EXERCISE
Copy out each line in the material below that has the word "document".

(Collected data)
========

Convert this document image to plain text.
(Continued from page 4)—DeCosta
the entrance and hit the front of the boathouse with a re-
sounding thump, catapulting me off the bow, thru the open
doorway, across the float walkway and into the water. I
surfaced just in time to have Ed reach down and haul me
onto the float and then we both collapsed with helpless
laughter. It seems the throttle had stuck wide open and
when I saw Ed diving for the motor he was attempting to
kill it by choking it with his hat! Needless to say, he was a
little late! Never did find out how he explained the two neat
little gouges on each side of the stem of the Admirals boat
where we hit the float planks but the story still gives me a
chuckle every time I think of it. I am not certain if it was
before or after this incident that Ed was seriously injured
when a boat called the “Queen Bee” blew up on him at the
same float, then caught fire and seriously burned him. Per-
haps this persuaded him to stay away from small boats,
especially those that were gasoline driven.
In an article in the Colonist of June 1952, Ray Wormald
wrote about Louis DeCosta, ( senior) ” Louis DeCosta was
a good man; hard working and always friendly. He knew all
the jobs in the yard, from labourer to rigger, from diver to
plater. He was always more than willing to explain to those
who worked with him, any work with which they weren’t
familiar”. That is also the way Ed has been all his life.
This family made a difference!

========

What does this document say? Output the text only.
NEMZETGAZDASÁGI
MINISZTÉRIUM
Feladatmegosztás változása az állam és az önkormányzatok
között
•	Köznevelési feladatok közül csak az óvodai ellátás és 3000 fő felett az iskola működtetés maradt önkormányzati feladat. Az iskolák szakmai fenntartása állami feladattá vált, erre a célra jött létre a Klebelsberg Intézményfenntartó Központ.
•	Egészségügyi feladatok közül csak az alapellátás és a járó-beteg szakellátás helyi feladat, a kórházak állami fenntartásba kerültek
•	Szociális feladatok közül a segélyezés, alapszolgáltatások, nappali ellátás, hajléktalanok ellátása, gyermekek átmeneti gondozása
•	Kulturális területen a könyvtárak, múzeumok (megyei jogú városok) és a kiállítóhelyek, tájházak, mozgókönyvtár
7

========

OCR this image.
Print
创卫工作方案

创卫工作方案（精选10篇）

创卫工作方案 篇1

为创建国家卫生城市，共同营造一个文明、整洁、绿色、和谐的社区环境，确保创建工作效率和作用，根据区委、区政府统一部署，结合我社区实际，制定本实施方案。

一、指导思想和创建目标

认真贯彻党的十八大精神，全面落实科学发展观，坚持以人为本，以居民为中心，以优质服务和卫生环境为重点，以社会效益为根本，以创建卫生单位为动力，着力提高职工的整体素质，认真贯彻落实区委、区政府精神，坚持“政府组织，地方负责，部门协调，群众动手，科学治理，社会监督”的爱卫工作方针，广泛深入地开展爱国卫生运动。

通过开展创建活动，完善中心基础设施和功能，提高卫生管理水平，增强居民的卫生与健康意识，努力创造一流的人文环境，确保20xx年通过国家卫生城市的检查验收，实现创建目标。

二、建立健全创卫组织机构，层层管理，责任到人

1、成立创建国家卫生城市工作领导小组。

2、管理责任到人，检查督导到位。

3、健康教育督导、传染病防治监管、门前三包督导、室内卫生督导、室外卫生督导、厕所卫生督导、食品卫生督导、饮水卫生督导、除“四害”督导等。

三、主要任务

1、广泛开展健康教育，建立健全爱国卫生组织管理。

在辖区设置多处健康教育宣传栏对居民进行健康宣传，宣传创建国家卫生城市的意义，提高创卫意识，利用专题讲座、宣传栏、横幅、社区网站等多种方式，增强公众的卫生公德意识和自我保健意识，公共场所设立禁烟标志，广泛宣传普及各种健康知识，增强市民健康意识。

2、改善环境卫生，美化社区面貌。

========

RESULT OF THE EXERCISE
Convert this document image to plain text.
What does this document say? Output the text only.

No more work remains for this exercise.